BUG-HUNT: [error-handling] Graph continues execution after a node fails #1610

Open
opened 2026-04-02 23:10:36 +00:00 by freemo · 1 comment
Owner

Metadata

  • Branch: fix/error-handling-graph-node-failure-propagation
  • Commit Message: fix(error-handling): propagate node errors to stop graph execution on failure
  • Milestone: v3.3.0
  • Parent Epic: #362

Bug Report

Severity Assessment

  • Impact: If a node in the graph fails, the graph continues to execute, potentially leading to unexpected behavior and incorrect results.
  • Likelihood: High. Any unhandled exception in a node will trigger this behavior.
  • Priority: High

Location

  • File: src/cleveragents/langgraph/graph.py
  • Function/Class: _setup_node_stream_subscriptions
  • Lines: 153–171

Description

The on_error handler in the _setup_node_stream_subscriptions method only logs the error but does not stop the graph or propagate the error to the caller. This means that if a node fails, the graph will continue to run, which may not be the desired behavior.

Evidence

def _setup_node_stream_subscriptions(self) -> None:
    for node_name in self.nodes:
        stream_name = f'__{self.name}_node_{node_name}__'
        if stream_name in self.stream_router.observables:
            observable = self.stream_router.observables[stream_name]

            def on_next(_msg: Any) -> None:
                pass

            def on_error(error: Exception, name: str = stream_name) -> None:
                self.logger.error('Error in node stream %s: %s', name, error)

            def on_completed() -> None:
                pass

            observer = Observer(
                on_next=on_next, on_error=on_error, on_completed=on_completed
            )
            observable.subscribe(observer)

Expected Behavior

The graph should stop execution when a node fails, and the error should be propagated to the caller of the execute method.

Suggested Fix

The on_error handler should be modified to stop the graph execution. This can be done by calling the stop method of the LangGraph class and by propagating the error to the main stream.

[Source records]
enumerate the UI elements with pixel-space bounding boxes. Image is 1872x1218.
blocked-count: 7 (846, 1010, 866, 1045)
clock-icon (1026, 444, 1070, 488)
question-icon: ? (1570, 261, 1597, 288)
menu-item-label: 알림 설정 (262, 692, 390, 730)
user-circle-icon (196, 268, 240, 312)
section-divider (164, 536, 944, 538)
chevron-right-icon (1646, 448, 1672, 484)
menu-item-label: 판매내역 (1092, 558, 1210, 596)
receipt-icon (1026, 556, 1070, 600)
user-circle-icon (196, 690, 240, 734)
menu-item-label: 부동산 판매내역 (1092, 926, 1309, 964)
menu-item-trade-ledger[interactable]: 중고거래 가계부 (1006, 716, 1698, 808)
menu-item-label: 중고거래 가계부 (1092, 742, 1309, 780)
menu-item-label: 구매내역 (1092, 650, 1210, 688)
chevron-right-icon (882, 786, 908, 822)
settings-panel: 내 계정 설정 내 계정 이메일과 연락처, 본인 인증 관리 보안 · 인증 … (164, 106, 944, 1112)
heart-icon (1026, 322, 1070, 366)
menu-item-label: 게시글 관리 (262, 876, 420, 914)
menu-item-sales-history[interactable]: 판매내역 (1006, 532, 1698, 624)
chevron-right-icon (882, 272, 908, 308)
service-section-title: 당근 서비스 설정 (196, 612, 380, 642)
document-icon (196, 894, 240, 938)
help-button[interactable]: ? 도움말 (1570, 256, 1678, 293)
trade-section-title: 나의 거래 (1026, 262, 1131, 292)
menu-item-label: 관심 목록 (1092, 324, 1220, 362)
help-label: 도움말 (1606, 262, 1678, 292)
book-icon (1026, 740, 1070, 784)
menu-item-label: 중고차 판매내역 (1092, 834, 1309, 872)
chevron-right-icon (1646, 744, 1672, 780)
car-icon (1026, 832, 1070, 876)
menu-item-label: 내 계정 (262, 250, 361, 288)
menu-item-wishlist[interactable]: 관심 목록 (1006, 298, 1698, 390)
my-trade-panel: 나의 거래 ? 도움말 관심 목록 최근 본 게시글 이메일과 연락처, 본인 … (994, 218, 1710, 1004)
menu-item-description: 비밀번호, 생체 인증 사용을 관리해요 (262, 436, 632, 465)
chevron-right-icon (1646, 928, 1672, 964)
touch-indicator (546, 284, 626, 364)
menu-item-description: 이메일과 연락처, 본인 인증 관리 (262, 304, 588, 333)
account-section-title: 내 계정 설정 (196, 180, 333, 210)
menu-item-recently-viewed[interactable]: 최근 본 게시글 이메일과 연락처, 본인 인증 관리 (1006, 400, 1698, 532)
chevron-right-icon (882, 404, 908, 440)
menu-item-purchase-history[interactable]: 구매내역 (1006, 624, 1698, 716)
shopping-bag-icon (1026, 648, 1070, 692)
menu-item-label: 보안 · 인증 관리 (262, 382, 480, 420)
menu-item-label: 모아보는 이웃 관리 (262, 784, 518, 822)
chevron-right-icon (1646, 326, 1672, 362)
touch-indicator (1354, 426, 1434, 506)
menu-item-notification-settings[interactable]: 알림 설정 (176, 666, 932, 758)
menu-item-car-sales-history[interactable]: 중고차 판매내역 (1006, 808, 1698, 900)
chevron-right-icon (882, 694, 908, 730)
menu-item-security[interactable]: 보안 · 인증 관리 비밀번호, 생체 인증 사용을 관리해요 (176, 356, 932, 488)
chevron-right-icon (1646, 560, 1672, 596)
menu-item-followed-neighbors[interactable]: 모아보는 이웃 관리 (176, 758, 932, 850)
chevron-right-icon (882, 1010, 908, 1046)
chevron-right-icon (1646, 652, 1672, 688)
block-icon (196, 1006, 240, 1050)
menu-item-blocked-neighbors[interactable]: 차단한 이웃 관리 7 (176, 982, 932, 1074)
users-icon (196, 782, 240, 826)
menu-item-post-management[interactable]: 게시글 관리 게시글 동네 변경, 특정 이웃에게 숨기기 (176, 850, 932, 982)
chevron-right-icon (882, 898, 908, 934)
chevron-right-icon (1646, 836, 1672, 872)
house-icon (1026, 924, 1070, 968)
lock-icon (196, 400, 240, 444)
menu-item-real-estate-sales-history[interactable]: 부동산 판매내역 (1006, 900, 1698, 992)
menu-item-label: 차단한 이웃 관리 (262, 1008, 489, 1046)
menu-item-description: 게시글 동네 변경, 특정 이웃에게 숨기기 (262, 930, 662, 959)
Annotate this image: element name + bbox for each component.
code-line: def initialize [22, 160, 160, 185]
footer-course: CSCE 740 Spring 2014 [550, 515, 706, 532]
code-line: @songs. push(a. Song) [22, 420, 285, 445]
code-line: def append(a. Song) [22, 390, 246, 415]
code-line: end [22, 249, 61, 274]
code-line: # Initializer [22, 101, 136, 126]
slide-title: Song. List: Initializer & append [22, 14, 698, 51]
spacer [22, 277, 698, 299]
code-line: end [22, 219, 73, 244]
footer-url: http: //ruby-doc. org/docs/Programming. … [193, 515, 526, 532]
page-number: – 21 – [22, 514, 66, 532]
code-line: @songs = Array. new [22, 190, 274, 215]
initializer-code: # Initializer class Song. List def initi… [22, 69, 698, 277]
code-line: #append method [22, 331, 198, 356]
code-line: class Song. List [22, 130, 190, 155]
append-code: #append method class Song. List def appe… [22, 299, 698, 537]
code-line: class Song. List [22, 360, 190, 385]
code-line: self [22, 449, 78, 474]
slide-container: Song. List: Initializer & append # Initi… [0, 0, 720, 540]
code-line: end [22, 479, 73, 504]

Task requirements:
1: According to the bug report on graph node failures, what does the on_error handler in _setup_node_stream_subscriptions currently do?
2: Carry on the bug report about the graph continuing after a node fails, picking up right after its final sentence.

Task-by-task results:
1: It only logs the error and does not stop the graph or propagate the error to the caller.

2:
Category

error-handling

Subtasks

  • Write a failing Behave scenario that reproduces the bug (TDD — must be merged before fix)
  • Modify on_error handler in _setup_node_stream_subscriptions to call self.stop() and propagate the error to the main stream
  • Ensure the error is surfaced to the caller of the execute method (fail fast, do not suppress)
  • Verify no # type: ignore suppressions are introduced; all code must pass nox -e typecheck
  • Tests (Behave): Add/update scenarios covering node failure propagation and graph halt behaviour
  • Tests (Robot): Add integration test verifying graph halts on node error
  • Verify coverage >=97% via nox -s coverage_report
  • Run nox (all default sessions), fix any errors

Definition of Done

This issue is complete when:

  • All subtasks above are completed and checked off.
  • A Git commit is created where the first line of the commit message matches the Commit Message in Metadata exactly, followed by a blank line, then additional lines providing relevant details about the implementation.
  • The commit is pushed to the remote on the branch matching the Branch in Metadata exactly.
  • The commit is submitted as a pull request to master, reviewed, and merged before this issue is marked done.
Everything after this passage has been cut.